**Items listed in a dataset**
● ● ●

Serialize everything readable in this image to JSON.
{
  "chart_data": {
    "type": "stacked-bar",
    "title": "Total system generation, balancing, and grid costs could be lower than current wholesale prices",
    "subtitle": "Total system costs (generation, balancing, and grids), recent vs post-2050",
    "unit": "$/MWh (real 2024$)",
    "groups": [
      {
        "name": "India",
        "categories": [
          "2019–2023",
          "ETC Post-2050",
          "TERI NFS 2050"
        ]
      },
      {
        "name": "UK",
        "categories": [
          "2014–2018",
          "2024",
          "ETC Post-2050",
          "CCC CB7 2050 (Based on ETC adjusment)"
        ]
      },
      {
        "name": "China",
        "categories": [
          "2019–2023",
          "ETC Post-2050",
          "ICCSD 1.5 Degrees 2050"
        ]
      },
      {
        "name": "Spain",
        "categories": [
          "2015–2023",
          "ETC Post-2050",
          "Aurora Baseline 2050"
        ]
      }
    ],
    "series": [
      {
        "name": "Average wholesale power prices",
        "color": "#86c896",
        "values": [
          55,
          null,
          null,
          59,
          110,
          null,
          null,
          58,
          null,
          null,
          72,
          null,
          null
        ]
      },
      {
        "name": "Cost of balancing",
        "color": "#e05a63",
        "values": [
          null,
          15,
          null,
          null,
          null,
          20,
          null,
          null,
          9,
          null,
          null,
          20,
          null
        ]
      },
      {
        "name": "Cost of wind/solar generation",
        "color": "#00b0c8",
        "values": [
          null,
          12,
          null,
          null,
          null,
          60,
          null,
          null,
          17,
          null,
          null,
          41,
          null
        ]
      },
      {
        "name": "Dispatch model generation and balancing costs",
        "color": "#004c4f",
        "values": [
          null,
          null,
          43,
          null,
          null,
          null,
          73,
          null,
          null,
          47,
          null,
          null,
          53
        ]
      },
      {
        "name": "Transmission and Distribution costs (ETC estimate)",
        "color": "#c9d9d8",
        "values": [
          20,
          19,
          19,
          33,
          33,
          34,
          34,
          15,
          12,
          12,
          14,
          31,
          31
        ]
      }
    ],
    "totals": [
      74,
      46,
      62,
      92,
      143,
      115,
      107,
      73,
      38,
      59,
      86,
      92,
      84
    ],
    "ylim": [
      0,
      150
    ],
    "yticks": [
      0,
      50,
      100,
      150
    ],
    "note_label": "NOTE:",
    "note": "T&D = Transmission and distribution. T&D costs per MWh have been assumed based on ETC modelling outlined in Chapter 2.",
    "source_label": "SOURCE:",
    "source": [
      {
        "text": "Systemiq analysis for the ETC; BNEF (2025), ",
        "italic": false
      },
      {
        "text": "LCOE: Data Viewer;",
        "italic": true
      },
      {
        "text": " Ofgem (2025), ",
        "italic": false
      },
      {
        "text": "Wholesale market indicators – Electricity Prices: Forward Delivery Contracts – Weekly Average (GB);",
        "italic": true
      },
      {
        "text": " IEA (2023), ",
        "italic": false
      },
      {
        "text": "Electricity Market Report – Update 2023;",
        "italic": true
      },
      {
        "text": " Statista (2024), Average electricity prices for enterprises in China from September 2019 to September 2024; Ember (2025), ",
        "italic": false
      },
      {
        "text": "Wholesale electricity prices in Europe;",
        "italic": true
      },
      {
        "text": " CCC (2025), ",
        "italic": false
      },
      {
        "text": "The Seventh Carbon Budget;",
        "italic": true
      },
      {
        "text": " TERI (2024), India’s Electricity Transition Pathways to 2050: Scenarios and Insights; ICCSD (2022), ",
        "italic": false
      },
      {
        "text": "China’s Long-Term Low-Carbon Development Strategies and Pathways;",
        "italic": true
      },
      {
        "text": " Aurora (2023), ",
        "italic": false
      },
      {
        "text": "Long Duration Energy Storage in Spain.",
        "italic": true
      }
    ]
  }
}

● ● ●

**What is expected**
Go through the material above and count the lines that contain "Carbon"; answer with the number alone.

**Answer in full**
2